The 4p ← 4s photoabsorption spectrum of K on a helium droplet has already been investigated using path integral Monte Carlo calculations for a 4He300 droplet at 0.5 K,13 obtaining a moderate agreement with experiment. The differences with our results can be attributed to the different pair-potentials used, in addition to the different method and the smaller cluster size. The He-DFT simulation of the 4p ← 4s photoabsorption spectrum of K on a 4He1000 nanodroplet has already been published using a classical treatment for K.10 The spectrum calculated here gives a slightly better agreement with experiment, thanks to the sampling used for the He1000 configurations (instead of a simple, vertical calculation from the equilibrium configuration, convoluted with a Gaussian profile with a full width at half maximum of 5 cm−1). The agreement would be even better if 2Π1/2 and 2Π3/2 were slightly more repulsive and 2Σ1/2 was slightly less repulsive.

*TASK INPUTS*.
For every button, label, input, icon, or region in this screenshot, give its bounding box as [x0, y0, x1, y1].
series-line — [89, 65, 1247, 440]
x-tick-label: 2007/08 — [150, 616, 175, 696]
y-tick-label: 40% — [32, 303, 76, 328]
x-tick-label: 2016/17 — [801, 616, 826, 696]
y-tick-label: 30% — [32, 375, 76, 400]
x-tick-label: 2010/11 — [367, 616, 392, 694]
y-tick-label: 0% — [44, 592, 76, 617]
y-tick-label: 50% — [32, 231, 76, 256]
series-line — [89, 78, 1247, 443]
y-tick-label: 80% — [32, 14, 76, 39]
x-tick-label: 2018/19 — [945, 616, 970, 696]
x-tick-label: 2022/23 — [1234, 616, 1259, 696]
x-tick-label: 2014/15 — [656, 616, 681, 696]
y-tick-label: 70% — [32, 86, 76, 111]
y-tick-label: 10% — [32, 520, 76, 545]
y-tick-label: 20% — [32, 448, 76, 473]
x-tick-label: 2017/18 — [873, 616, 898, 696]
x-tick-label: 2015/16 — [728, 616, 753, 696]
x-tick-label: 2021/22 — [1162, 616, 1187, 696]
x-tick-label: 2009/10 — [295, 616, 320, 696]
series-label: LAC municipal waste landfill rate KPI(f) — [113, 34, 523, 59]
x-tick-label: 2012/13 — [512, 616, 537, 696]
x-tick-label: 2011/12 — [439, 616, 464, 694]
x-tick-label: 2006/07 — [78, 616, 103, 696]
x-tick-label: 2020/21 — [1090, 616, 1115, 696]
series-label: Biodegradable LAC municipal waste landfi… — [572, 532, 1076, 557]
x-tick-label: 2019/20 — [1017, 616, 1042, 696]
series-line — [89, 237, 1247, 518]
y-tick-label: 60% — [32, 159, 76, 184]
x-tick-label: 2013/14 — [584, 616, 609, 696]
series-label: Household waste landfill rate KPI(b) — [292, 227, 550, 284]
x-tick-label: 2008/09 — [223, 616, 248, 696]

*STATED TASK 1*. Condense the paragraph of the helium droplet text beginning "The 4p ← 4s photoabsorption spectrum" into a bulleted list that keeps its main facts.
*STATED TASK 2*. Quote every line of the Block 1 records without any changes.
The text and the records were taken from separate, unrelated sources.

*TASK RESPONSE 1*.
- Path integral Monte Carlo calculations of the 4p ← 4s photoabsorption spectrum of K on a 4He300 droplet at 0.5 K gave moderate agreement with experiment.
- Those results differ from the present ones because of different pair-potentials, a different method and a smaller cluster size.
- A He-DFT simulation of this spectrum on a 4He1000 nanodroplet, treating K classically, was published earlier.
- The present spectrum agrees slightly better with experiment. It samples He1000 configurations instead of using a vertical calculation from the equilibrium configuration convoluted with a Gaussian of 5 cm−1 full width at half maximum.
- Agreement would improve further if 2Π1/2 and 2Π3/2 were slightly more repulsive and 2Σ1/2 slightly less repulsive.

*TASK RESPONSE 2*.
For every button, label, input, icon, or region in this screenshot, give its bounding box as [x0, y0, x1, y1].
series-line — [89, 65, 1247, 440]
x-tick-label: 2007/08 — [150, 616, 175, 696]
y-tick-label: 40% — [32, 303, 76, 328]
x-tick-label: 2016/17 — [801, 616, 826, 696]
y-tick-label: 30% — [32, 375, 76, 400]
x-tick-label: 2010/11 — [367, 616, 392, 694]
y-tick-label: 0% — [44, 592, 76, 617]
y-tick-label: 50% — [32, 231, 76, 256]
series-line — [89, 78, 1247, 443]
y-tick-label: 80% — [32, 14, 76, 39]
x-tick-label: 2018/19 — [945, 616, 970, 696]
x-tick-label: 2022/23 — [1234, 616, 1259, 696]
x-tick-label: 2014/15 — [656, 616, 681, 696]
y-tick-label: 70% — [32, 86, 76, 111]
y-tick-label: 10% — [32, 520, 76, 545]
y-tick-label: 20% — [32, 448, 76, 473]
x-tick-label: 2017/18 — [873, 616, 898, 696]
x-tick-label: 2015/16 — [728, 616, 753, 696]
x-tick-label: 2021/22 — [1162, 616, 1187, 696]
x-tick-label: 2009/10 — [295, 616, 320, 696]
series-label: LAC municipal waste landfill rate KPI(f) — [113, 34, 523, 59]
x-tick-label: 2012/13 — [512, 616, 537, 696]
x-tick-label: 2011/12 — [439, 616, 464, 694]
x-tick-label: 2006/07 — [78, 616, 103, 696]
x-tick-label: 2020/21 — [1090, 616, 1115, 696]
series-label: Biodegradable LAC municipal waste landfi… — [572, 532, 1076, 557]
x-tick-label: 2019/20 — [1017, 616, 1042, 696]
series-line — [89, 237, 1247, 518]
y-tick-label: 60% — [32, 159, 76, 184]
x-tick-label: 2013/14 — [584, 616, 609, 696]
series-label: Household waste landfill rate KPI(b) — [292, 227, 550, 284]
x-tick-label: 2008/09 — [223, 616, 248, 696]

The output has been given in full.